--- Begin Exercise materials ---
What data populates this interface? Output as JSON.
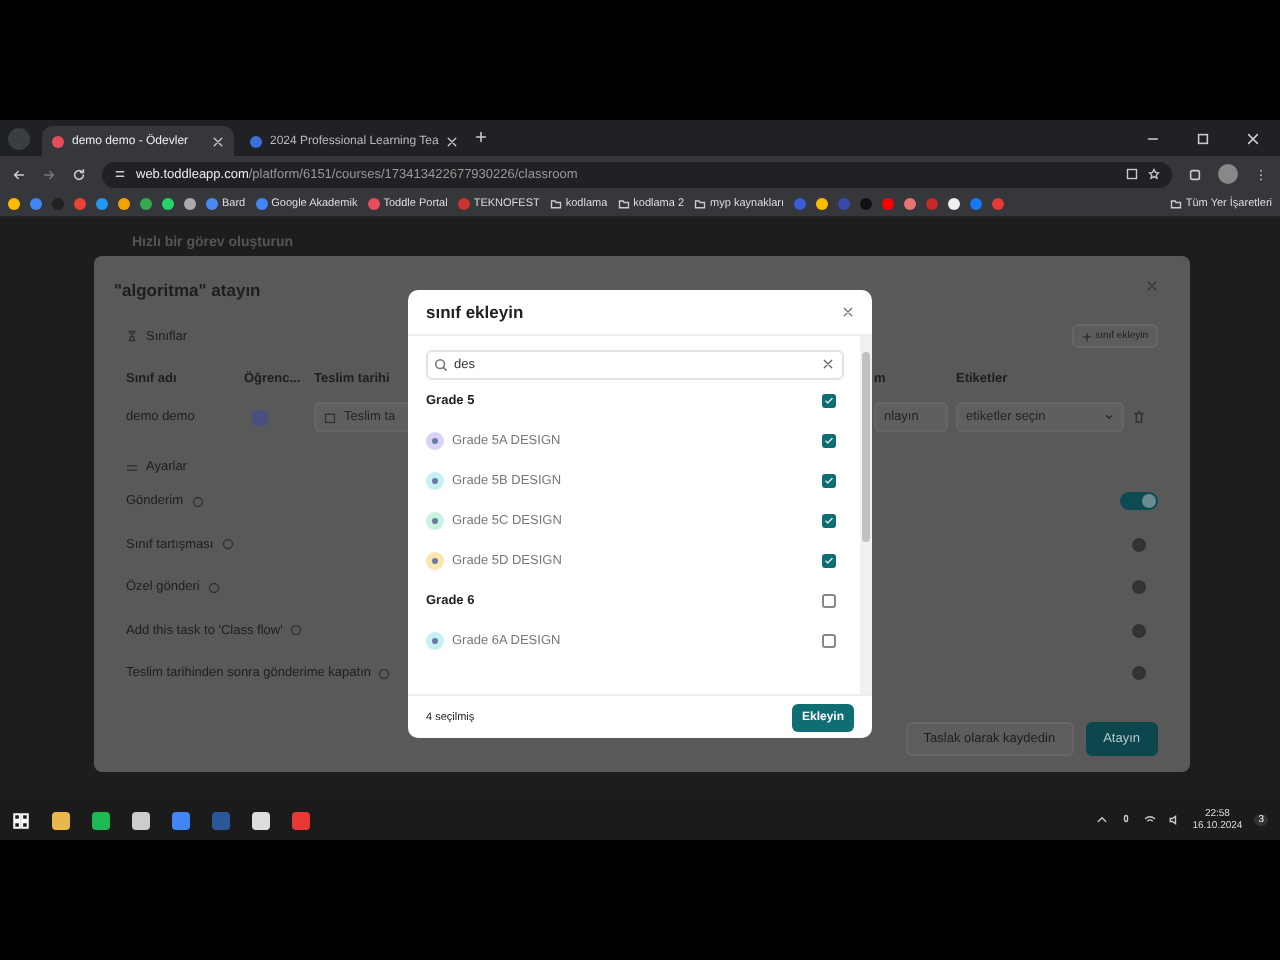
{
  "browser": {
    "tabs": [
      {
        "title": "demo demo - Ödevler",
        "selected": true
      },
      {
        "title": "2024 Professional Learning Tea",
        "selected": false
      }
    ],
    "url": {
      "host": "web.toddleapp.com",
      "path": "/platform/6151/courses/173413422677930226/classroom"
    },
    "bookmarks": [
      "Bard",
      "Google Akademik",
      "Toddle Portal",
      "TEKNOFEST",
      "kodlama",
      "kodlama 2",
      "myp kaynakları"
    ],
    "all_bookmarks": "Tüm Yer İşaretleri"
  },
  "page_header": "Hızlı bir görev oluşturun",
  "assign_dialog": {
    "title": "\"algoritma\" atayın",
    "classes_label": "Sınıflar",
    "add_class_button": "sınıf ekleyin",
    "columns": [
      "Sınıf adı",
      "Öğrenc...",
      "Teslim tarihi",
      "m",
      "Etiketler"
    ],
    "row": {
      "class_name": "demo demo",
      "due_date_placeholder": "Teslim ta",
      "field_4": "nlayın",
      "tags_placeholder": "etiketler seçin"
    },
    "settings_label": "Ayarlar",
    "settings": [
      {
        "label": "Gönderim",
        "on": true
      },
      {
        "label": "Sınıf tartışması",
        "on": false
      },
      {
        "label": "Özel gönderi",
        "on": false
      },
      {
        "label": "Add this task to 'Class flow'",
        "on": false
      },
      {
        "label": "Teslim tarihinden sonra gönderime kapatın",
        "on": false
      }
    ],
    "buttons": [
      "Taslak olarak kaydedin",
      "Atayın"
    ]
  },
  "class_picker": {
    "title": "sınıf ekleyin",
    "search": {
      "value": "des"
    },
    "groups": [
      {
        "name": "Grade 5",
        "checked": true,
        "classes": [
          {
            "name": "Grade 5A DESIGN",
            "checked": true,
            "color": "#d9d3f7"
          },
          {
            "name": "Grade 5B DESIGN",
            "checked": true,
            "color": "#c6eff6"
          },
          {
            "name": "Grade 5C DESIGN",
            "checked": true,
            "color": "#c8f3df"
          },
          {
            "name": "Grade 5D DESIGN",
            "checked": true,
            "color": "#fbe7ae"
          }
        ]
      },
      {
        "name": "Grade 6",
        "checked": false,
        "classes": [
          {
            "name": "Grade 6A DESIGN",
            "checked": false,
            "color": "#c6eff6"
          }
        ]
      }
    ],
    "selected_count": "4 seçilmiş",
    "add_button": "Ekleyin"
  },
  "taskbar": {
    "time": "22:58",
    "date": "16.10.2024",
    "notifications": "3"
  }
}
--- End Exercise materials ---
**Exercise instructions**
Repeat the material above verbatim, with no pictures in the output.

**Output**
What data populates this interface? Output as JSON.
{
  "browser": {
    "tabs": [
      {
        "title": "demo demo - Ödevler",
        "selected": true
      },
      {
        "title": "2024 Professional Learning Tea",
        "selected": false
      }
    ],
    "url": {
      "host": "web.toddleapp.com",
      "path": "/platform/6151/courses/173413422677930226/classroom"
    },
    "bookmarks": [
      "Bard",
      "Google Akademik",
      "Toddle Portal",
      "TEKNOFEST",
      "kodlama",
      "kodlama 2",
      "myp kaynakları"
    ],
    "all_bookmarks": "Tüm Yer İşaretleri"
  },
  "page_header": "Hızlı bir görev oluşturun",
  "assign_dialog": {
    "title": "\"algoritma\" atayın",
    "classes_label": "Sınıflar",
    "add_class_button": "sınıf ekleyin",
    "columns": [
      "Sınıf adı",
      "Öğrenc...",
      "Teslim tarihi",
      "m",
      "Etiketler"
    ],
    "row": {
      "class_name": "demo demo",
      "due_date_placeholder": "Teslim ta",
      "field_4": "nlayın",
      "tags_placeholder": "etiketler seçin"
    },
    "settings_label": "Ayarlar",
    "settings": [
      {
        "label": "Gönderim",
        "on": true
      },
      {
        "label": "Sınıf tartışması",
        "on": false
      },
      {
        "label": "Özel gönderi",
        "on": false
      },
      {
        "label": "Add this task to 'Class flow'",
        "on": false
      },
      {
        "label": "Teslim tarihinden sonra gönderime kapatın",
        "on": false
      }
    ],
    "buttons": [
      "Taslak olarak kaydedin",
      "Atayın"
    ]
  },
  "class_picker": {
    "title": "sınıf ekleyin",
    "search": {
      "value": "des"
    },
    "groups": [
      {
        "name": "Grade 5",
        "checked": true,
        "classes": [
          {
            "name": "Grade 5A DESIGN",
            "checked": true,
            "color": "#d9d3f7"
          },
          {
            "name": "Grade 5B DESIGN",
            "checked": true,
            "color": "#c6eff6"
          },
          {
            "name": "Grade 5C DESIGN",
            "checked": true,
            "color": "#c8f3df"
          },
          {
            "name": "Grade 5D DESIGN",
            "checked": true,
            "color": "#fbe7ae"
          }
        ]
      },
      {
        "name": "Grade 6",
        "checked": false,
        "classes": [
          {
            "name": "Grade 6A DESIGN",
            "checked": false,
            "color": "#c6eff6"
          }
        ]
      }
    ],
    "selected_count": "4 seçilmiş",
    "add_button": "Ekleyin"
  },
  "taskbar": {
    "time": "22:58",
    "date": "16.10.2024",
    "notifications": "3"
  }
}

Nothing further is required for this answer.